| ТЕКСТ |
________________
Итак, я думаю, что главная причина социального зла состоит в том, что люди отмечены природой, как высшие, священники, поэты, ученые посягают на господство над людскими массами: их жизнь должна быть отдана только творчеству, а между тем обыкновенно они этим не удовлетворяются и добиваются прямого непосредственного господства. (NB. вернуться к этой мысли.) Натуральный человек французской революции ныне представлен массовым человеком… — Человек касты и человек массы.
31 Октября. Стоит совершенно теплая погода, как летом, не без туманов, конечно, и не без осенних дождей и русской обязательной грязи. Но все-таки для осени погода необычайно приятная, теплая, неотличимая от ранней весны. А в Москве говорят: «Какая осень гнилая!» Никогда не приходилось наблюдать такого яркого примера перенесения своего человеческого от человеческой беды настроения на ни в чем не повинную природу. А Москва действительно, в полном смысле слова, разлагается, гниет, смердит. Не остается никакого сомнения в том, что мы быстро идем к состоянию 18–19 гг., что очень скоро придется совершенно прекратить писание, рассчитывать только на свою корову и паек.
По пути в Сергиев познакомился со мной художник Георгий Эдуардович Бострем <Сергиев, Полевая, 3>.
Замятин подал прошение в Совнарком отпустить его за границу. Конечно, не отпустят. Радостно, что есть еще честные и мужественные люди.
У Горького началось кровохарканье, и он уехал за границу. Говорят, ни один писатель не провожал его, и что последние его три статьи отказались печатать «Известия» и «Правда». Так окончилась «хитрость», которой он мог хвалиться весной прошлого года, все кончилось для Максима Горького…
1 Ноября. Солнечный теплый-растеплый день. Фотографировал капли утреннего тумана, сгущенного на ветках березы в большие капли, такие блестящие на фоне темных елей.
________________
| Записи данных |

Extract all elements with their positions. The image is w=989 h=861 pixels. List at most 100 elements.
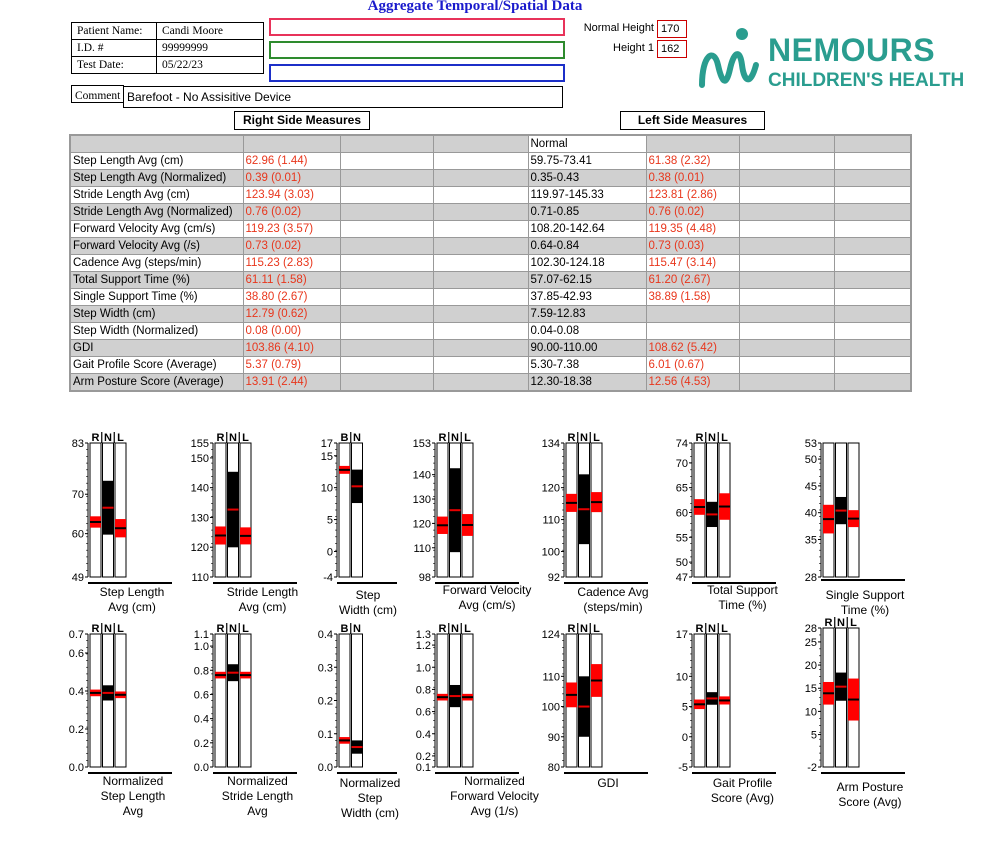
- chart-12: 17 10 5 0 -5 R N L: [676, 623, 776, 774]
- chart-caption: Stride Length Avg (cm): [205, 585, 320, 615]
- column-letter: R: [696, 432, 704, 444]
- chart-caption-line: Width (cm): [341, 806, 399, 820]
- chart-caption-line: Avg: [122, 804, 144, 818]
- row-label: Step Length Avg (Normalized): [69, 169, 244, 187]
- column-letter: R: [568, 623, 576, 635]
- right-value: 5.37 (0.79): [242, 356, 341, 374]
- column-frame: [114, 442, 127, 578]
- column-letter: B: [341, 432, 349, 444]
- patient-name-value: Candi Moore: [156, 22, 264, 40]
- table-row: Arm Posture Score (Average) 13.91 (2.44) 1…: [69, 373, 912, 392]
- y-tick-label: 65: [676, 483, 688, 495]
- y-tick-label: 28: [805, 623, 817, 635]
- y-tick-label: 120: [542, 483, 560, 495]
- chart-caption-line: Avg (cm): [238, 600, 287, 614]
- y-tick-label: 1.2: [416, 640, 431, 652]
- y-tick-label: 0.6: [69, 648, 84, 660]
- y-tick-label: 0: [682, 732, 688, 744]
- y-tick-label: 1.1: [194, 629, 209, 641]
- y-tick-label: 35: [805, 534, 817, 546]
- y-tick-label: 155: [191, 438, 209, 450]
- chart-caption-line: Normalized: [227, 774, 288, 788]
- y-tick-label: 50: [676, 557, 688, 569]
- logo-line2: CHILDREN'S HEALTH: [768, 70, 965, 91]
- y-tick-label: 0.8: [416, 684, 431, 696]
- y-tick-label: 0.2: [69, 724, 84, 736]
- normal-height-label: Normal Height: [583, 22, 654, 34]
- normal-range: 5.30-7.38: [527, 356, 647, 374]
- chart-caption-line: Stride Length: [226, 585, 299, 599]
- chart-caption: Total Support Time (%): [690, 583, 795, 613]
- height1-label: Height 1: [613, 42, 654, 54]
- left-value: 6.01 (0.67): [645, 356, 740, 374]
- column-letter: N: [353, 623, 361, 635]
- chart-caption: GDI: [563, 776, 653, 791]
- y-tick-label: 124: [542, 629, 560, 641]
- column-frame: [214, 442, 227, 578]
- y-tick-label: 74: [676, 438, 688, 450]
- column-letter: L: [242, 432, 249, 444]
- y-tick-label: 83: [72, 438, 84, 450]
- y-tick-label: 0.8: [194, 665, 209, 677]
- row-label: Stride Length Avg (cm): [69, 186, 244, 204]
- chart-5: 74 70 65 60 55 50 47 R N L: [676, 432, 776, 584]
- chart-caption-line: Single Support: [825, 588, 905, 602]
- y-tick-label: 92: [548, 572, 560, 584]
- y-tick-label: 0.1: [318, 729, 333, 741]
- chart-caption-line: Avg (cm/s): [458, 598, 516, 612]
- page-title: Aggregate Temporal/Spatial Data: [367, 0, 583, 14]
- column-letter: N: [104, 432, 112, 444]
- column-letter: R: [568, 432, 576, 444]
- chart-caption-line: Score (Avg): [838, 795, 902, 809]
- left-value: 108.62 (5.42): [645, 339, 740, 357]
- y-tick-label: 100: [542, 546, 560, 558]
- column-letter: L: [593, 432, 600, 444]
- y-tick-label: -2: [807, 762, 817, 774]
- column-frame: [351, 633, 363, 768]
- left-value: 12.56 (4.53): [645, 373, 740, 392]
- chart-13: 28 25 20 15 10 5 -2 R N L: [805, 617, 905, 774]
- chart-caption-line: Gait Profile: [712, 776, 773, 790]
- y-tick-label: 130: [413, 494, 431, 506]
- table-row: Step Length Avg (Normalized) 0.39 (0.01) 0…: [69, 169, 912, 187]
- y-tick-label: 1.0: [194, 641, 209, 653]
- row-label: Arm Posture Score (Average): [69, 373, 244, 392]
- y-tick-label: 0.2: [416, 751, 431, 763]
- y-tick-label: 153: [413, 438, 431, 450]
- column-frame: [89, 633, 102, 768]
- legend-box-blue: [269, 64, 565, 82]
- chart-caption-line: Avg (1/s): [470, 804, 519, 818]
- chart-caption-line: Stride Length: [221, 789, 294, 803]
- chart-1: 155 150 140 130 120 110 R N L: [191, 432, 297, 584]
- y-tick-label: 5: [811, 730, 817, 742]
- chart-caption-line: Step Length: [100, 789, 166, 803]
- column-letter: R: [92, 623, 100, 635]
- column-frame: [338, 442, 351, 578]
- normal-range: 90.00-110.00: [527, 339, 647, 357]
- chart-caption-line: Total Support: [707, 583, 778, 597]
- comment-field[interactable]: Barefoot - No Assisitive Device: [123, 86, 563, 108]
- table-row: Single Support Time (%) 38.80 (2.67) 37.85…: [69, 288, 912, 306]
- chart-caption-line: (steps/min): [583, 600, 643, 614]
- left-side-measures-label: Left Side Measures: [620, 111, 765, 130]
- y-tick-label: 1.3: [416, 629, 431, 641]
- y-tick-label: 70: [72, 489, 84, 501]
- y-tick-label: 17: [321, 438, 333, 450]
- y-tick-label: 20: [805, 660, 817, 672]
- column-letter: N: [229, 432, 237, 444]
- test-date-label: Test Date:: [71, 56, 157, 74]
- left-value: 0.38 (0.01): [645, 169, 740, 187]
- column-frame: [114, 633, 127, 768]
- legend-box-red: [269, 18, 565, 36]
- chart-3: 153 140 130 120 110 98 R N L: [413, 432, 519, 584]
- chart-caption-line: Forward Velocity: [442, 583, 532, 597]
- y-tick-label: 47: [676, 572, 688, 584]
- chart-caption: Step Width (cm): [318, 588, 418, 618]
- chart-caption-line: Avg: [247, 804, 268, 818]
- y-tick-label: 50: [805, 454, 817, 466]
- chart-caption: Normalized Step Width (cm): [320, 776, 420, 821]
- chart-10: 1.31.2 1.0 0.8 0.6 0.4 0.20.1 R N L: [416, 623, 519, 774]
- column-letter: B: [341, 623, 349, 635]
- y-tick-label: 55: [676, 532, 688, 544]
________________
| ЗАДАНИЕ И ТРЕБОВАНИЯ |
Напечатайте без изменений фрагмент текста от слов «По пути в Сергиев» до слов «и мужественные люди.» включительно. Записи никак не связаны с текстом.

| РЕШЕНИЕ ЗАДАНИЯ |
По пути в Сергиев познакомился со мной художник Георгий Эдуардович Бострем <Сергиев, Полевая, 3>.
Замятин подал прошение в Совнарком отпустить его за границу. Конечно, не отпустят. Радостно, что есть еще честные и мужественные люди.